→ **TASK**
Of the lines below, count those containing the word "this". Reply with the number alone.

Begin

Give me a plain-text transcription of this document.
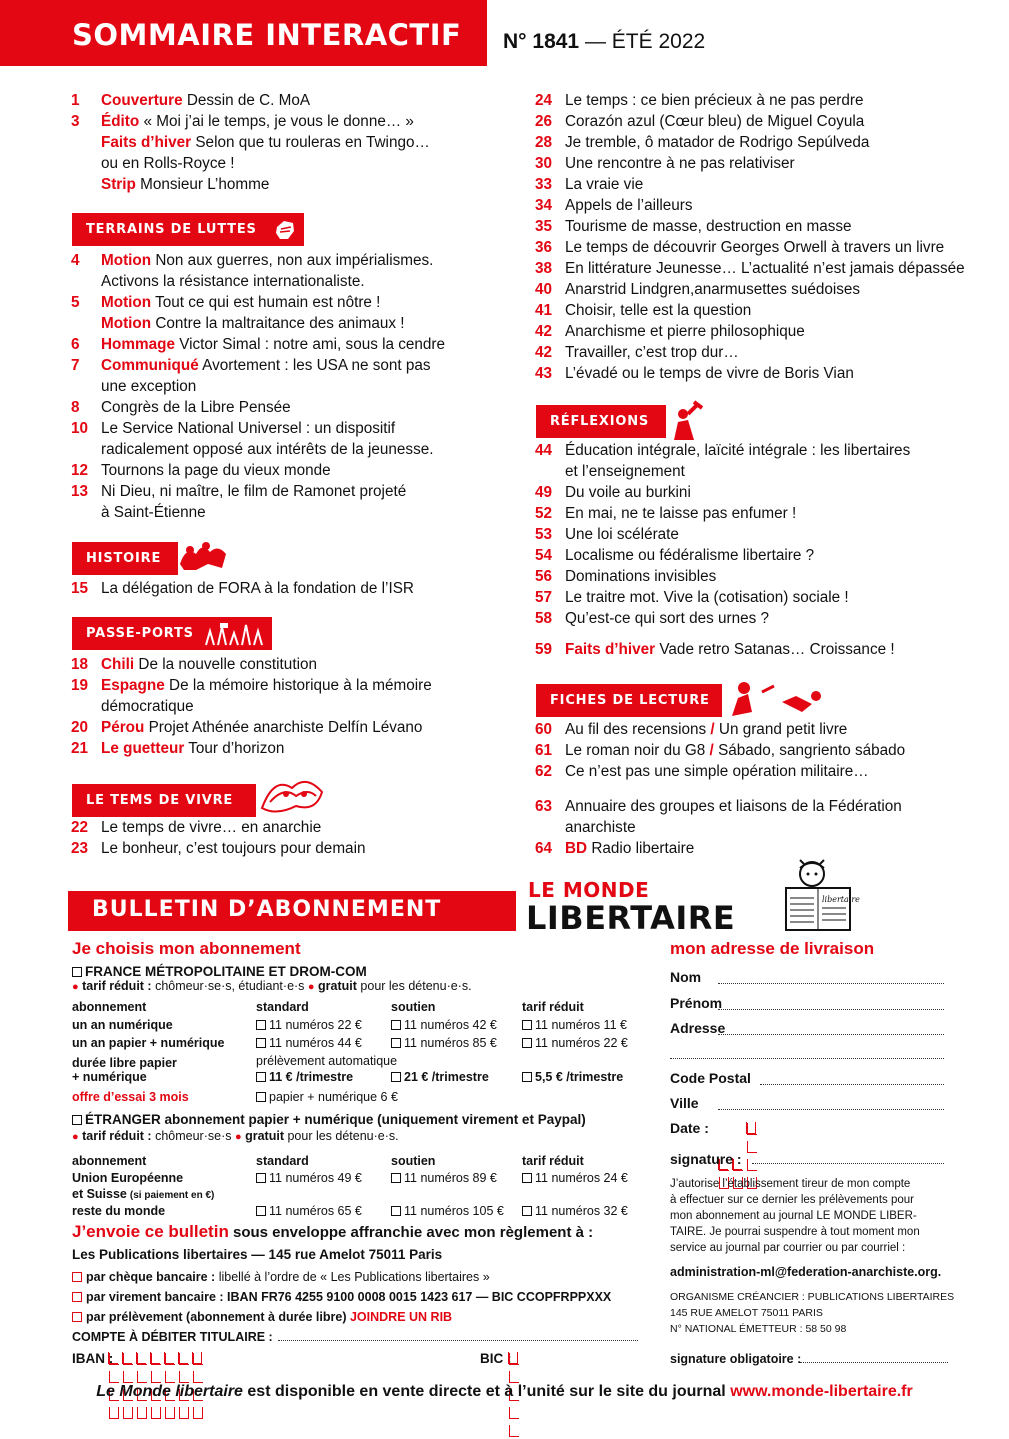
SOMMAIRE INTERACTIF N° 1841 — ÉTÉ 2022
1	Couverture Dessin de C. MoA
3	Édito « Moi j’ai le temps, je vous le donne… »
Faits d’hiver Selon que tu rouleras en Twingo…
ou en Rolls-Royce !
Strip Monsieur L’homme
TERRAINS DE LUTTES
4	Motion Non aux guerres, non aux impérialismes.
Activons la résistance internationaliste.
5	Motion Tout ce qui est humain est nôtre !
Motion Contre la maltraitance des animaux !
6	Hommage Victor Simal : notre ami, sous la cendre
7	Communiqué Avortement : les USA ne sont pas
une exception
8	Congrès de la Libre Pensée
10 Le Service National Universel : un dispositif
radicalement opposé aux intérêts de la jeunesse.
12 Tournons la page du vieux monde
13 Ni Dieu, ni maître, le film de Ramonet projeté
à Saint-Étienne
HISTOIRE
15 La délégation de FORA à la fondation de l’ISR
PASSE-PORTS
18 Chili De la nouvelle constitution
19 Espagne De la mémoire historique à la mémoire
démocratique
20 Pérou Projet Athénée anarchiste Delfín Lévano
21 Le guetteur Tour d’horizon
LE TEMS DE VIVRE
22 Le temps de vivre… en anarchie
23 Le bonheur, c’est toujours pour demain
24 Le temps : ce bien précieux à ne pas perdre
26 Corazón azul (Cœur bleu) de Miguel Coyula
28 Je tremble, ô matador de Rodrigo Sepúlveda
30 Une rencontre à ne pas relativiser
33 La vraie vie
34 Appels de l’ailleurs
35 Tourisme de masse, destruction en masse
36 Le temps de découvrir Georges Orwell à travers un livre
38 En littérature Jeunesse… L’actualité n’est jamais dépassée
40 Anarstrid Lindgren,anarmusettes suédoises
41 Choisir, telle est la question
42 Anarchisme et pierre philosophique
42 Travailler, c’est trop dur…
43 L’évadé ou le temps de vivre de Boris Vian
RÉFLEXIONS
44 Éducation intégrale, laïcité intégrale : les libertaires
et l’enseignement
49 Du voile au burkini
52 En mai, ne te laisse pas enfumer !
53 Une loi scélérate
54 Localisme ou fédéralisme libertaire ?
56 Dominations invisibles
57 Le traitre mot. Vive la (cotisation) sociale !
58 Qu’est-ce qui sort des urnes ?
59 Faits d’hiver Vade retro Satanas… Croissance !
FICHES DE LECTURE
60 Au fil des recensions / Un grand petit livre
61 Le roman noir du G8 / Sábado, sangriento sábado
62 Ce n’est pas une simple opération militaire…
63 Annuaire des groupes et liaisons de la Fédération
anarchiste
64 BD Radio libertaire
BULLETIN D’ABONNEMENT
LE MONDE
LIBERTAIRE	libertaire
Je choisis mon abonnement
FRANCE MÉTROPOLITAINE ET DROM-COM
● tarif réduit : chômeur·se·s, étudiant·e·s ● gratuit pour les détenu·e·s.
abonnement	standard	soutien	tarif réduit
un an numérique	11 numéros 22 €	11 numéros 42 €	11 numéros 11 €
un an papier + numérique	11 numéros 44 €	11 numéros 85 €	11 numéros 22 €
prélèvement automatique
durée libre papier
+ numérique	11 € /trimestre	21 € /trimestre	5,5 € /trimestre
offre d’essai 3 mois	papier + numérique 6 €
ÉTRANGER abonnement papier + numérique (uniquement virement et Paypal)
● tarif réduit : chômeur·se·s ● gratuit pour les détenu·e·s.
abonnement	standard	soutien	tarif réduit
Union Européenne	11 numéros 49 €	11 numéros 89 €	11 numéros 24 €
reste du monde	11 numéros 65 €	11 numéros 105 €	11 numéros 32 €
et Suisse (si paiement en €)
J’envoie ce bulletin sous enveloppe affranchie avec mon règlement à :
Les Publications libertaires — 145 rue Amelot 75011 Paris
par chèque bancaire : libellé à l’ordre de « Les Publications libertaires »
par virement bancaire : IBAN FR76 4255 9100 0008 0015 1423 617 — BIC CCOPFRPPXXX
par prélèvement (abonnement à durée libre) JOINDRE UN RIB
COMPTE À DÉBITER TITULAIRE :
IBAN :	BIC :
mon adresse de livraison
Nom
Prénom
Adresse
Code Postal
Ville
Date :
signature :
J’autorise l’établissement tireur de mon compte
à effectuer sur ce dernier les prélèvements pour
mon abonnement au journal LE MONDE LIBER-
TAIRE. Je pourrai suspendre à tout moment mon
service au journal par courrier ou par courriel :
administration-ml@federation-anarchiste.org.
ORGANISME CRÉANCIER : PUBLICATIONS LIBERTAIRES
145 RUE AMELOT 75011 PARIS
N° NATIONAL ÉMETTEUR : 58 50 98
signature obligatoire :
Le Monde libertaire est disponible en vente directe et à l’unité sur le site du journal www.monde-libertaire.fr
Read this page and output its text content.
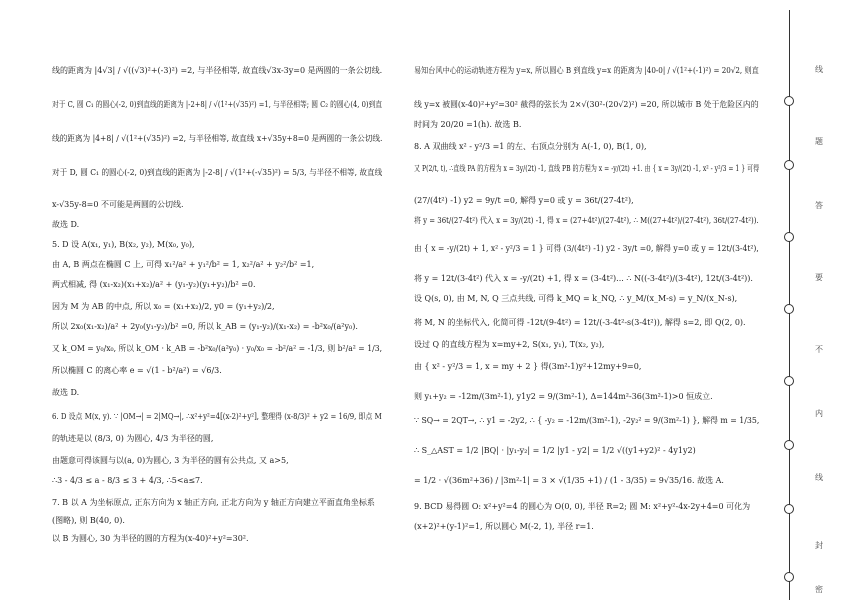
线的距离为 |4√3| / √((√3)²+(-3)²) =2, 与半径相等, 故直线√3x-3y=0 是两圆的一条公切线.
对于 C, 圆 C₁ 的圆心(-2, 0)到直线的距离为 |-2+8| / √(1²+(√35)²) =1, 与半径相等; 圆 C₂ 的圆心(4, 0)到直
线的距离为 |4+8| / √(1²+(√35)²) =2, 与半径相等, 故直线 x+√35y+8=0 是两圆的一条公切线.
对于 D, 圆 C₁ 的圆心(-2, 0)到直线的距离为 |-2-8| / √(1²+(-√35)²) = 5/3, 与半径不相等, 故直线
x-√35y-8=0 不可能是两圆的公切线.
故选 D.
5. D 设 A(x₁, y₁), B(x₂, y₂), M(x₀, y₀),
由 A, B 两点在椭圆 C 上, 可得 x₁²/a² + y₁²/b² = 1, x₂²/a² + y₂²/b² =1,
两式相减, 得 (x₁-x₂)(x₁+x₂)/a² + (y₁-y₂)(y₁+y₂)/b² =0.
因为 M 为 AB 的中点, 所以 x₀ = (x₁+x₂)/2, y0 = (y₁+y₂)/2,
所以 2x₀(x₁-x₂)/a² + 2y₀(y₁-y₂)/b² =0, 所以 k_AB = (y₁-y₂)/(x₁-x₂) = -b²x₀/(a²y₀).
又 k_OM = y₀/x₀, 所以 k_OM · k_AB = -b²x₀/(a²y₀) · y₀/x₀ = -b²/a² = -1/3, 则 b²/a² = 1/3,
所以椭圆 C 的离心率 e = √(1 - b²/a²) = √6/3.
故选 D.
6. D 设点 M(x, y). ∵ |OM→| = 2|MQ→|, ∴x²+y²=4[(x-2)²+y²], 整理得 (x-8/3)² + y2 = 16/9, 即点 M
的轨迹是以 (8/3, 0) 为圆心, 4/3 为半径的圆,
由题意可得该圆与以(a, 0)为圆心, 3 为半径的圆有公共点, 又 a>5,
∴3 - 4/3 ≤ a - 8/3 ≤ 3 + 4/3, ∴5<a≤7.
7. B 以 A 为坐标原点, 正东方向为 x 轴正方向, 正北方向为 y 轴正方向建立平面直角坐标系
(图略), 则 B(40, 0).
以 B 为圆心, 30 为半径的圆的方程为(x-40)²+y²=30².
易知台风中心的运动轨迹方程为 y=x, 所以圆心 B 到直线 y=x 的距离为 |40-0| / √(1²+(-1)²) = 20√2, 则直
线 y=x 被圆(x-40)²+y²=30² 截得的弦长为 2×√(30²-(20√2)²) =20, 所以城市 B 处于危险区内的
时间为 20/20 =1(h). 故选 B.
8. A 双曲线 x² - y²/3 =1 的左、右顶点分别为 A(-1, 0), B(1, 0),
又 P(2/t, t), ∴直线 PA 的方程为 x = 3y/(2t) -1, 直线 PB 的方程为 x = -y/(2t) +1. 由 { x = 3y/(2t) -1, x² - y²/3 = 1 } 可得
(27/(4t²) -1) y2 = 9y/t =0, 解得 y=0 或 y = 36t/(27-4t²),
将 y = 36t/(27-4t²) 代入 x = 3y/(2t) -1, 得 x = (27+4t²)/(27-4t²), ∴ M((27+4t²)/(27-4t²), 36t/(27-4t²)).
由 { x = -y/(2t) + 1, x² - y²/3 = 1 } 可得 (3/(4t²) -1) y2 - 3y/t =0, 解得 y=0 或 y = 12t/(3-4t²),
将 y = 12t/(3-4t²) 代入 x = -y/(2t) +1, 得 x = (3-4t²)... ∴ N((-3-4t²)/(3-4t²), 12t/(3-4t²)).
设 Q(s, 0), 由 M, N, Q 三点共线, 可得 k_MQ = k_NQ, ∴ y_M/(x_M-s) = y_N/(x_N-s),
将 M, N 的坐标代入, 化简可得 -12t/(9-4t²) = 12t/(-3-4t²-s(3-4t²)), 解得 s=2, 即 Q(2, 0).
设过 Q 的直线方程为 x=my+2, S(x₁, y₁), T(x₂, y₂),
由 { x² - y²/3 = 1, x = my + 2 } 得(3m²-1)y²+12my+9=0,
则 y₁+y₂ = -12m/(3m²-1), y1y2 = 9/(3m²-1), Δ=144m²-36(3m²-1)>0 恒成立.
∵ SQ→ = 2QT→, ∴ y1 = -2y2, ∴ { -y₂ = -12m/(3m²-1), -2y₂² = 9/(3m²-1) }, 解得 m = 1/35,
∴ S_△AST = 1/2 |BQ| · |y₁-y₂| = 1/2 |y1 - y2| = 1/2 √((y1+y2)² - 4y1y2)
= 1/2 · √(36m²+36) / |3m²-1| = 3 × √(1/35 +1) / (1 - 3/35) = 9√35/16. 故选 A.
9. BCD 易得圆 O: x²+y²=4 的圆心为 O(0, 0), 半径 R=2; 圆 M: x²+y²-4x-2y+4=0 可化为
(x+2)²+(y-1)²=1, 所以圆心 M(-2, 1), 半径 r=1.
线
题
答
要
不
内
线
封
密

End

→ **FULL OUTPUT**
2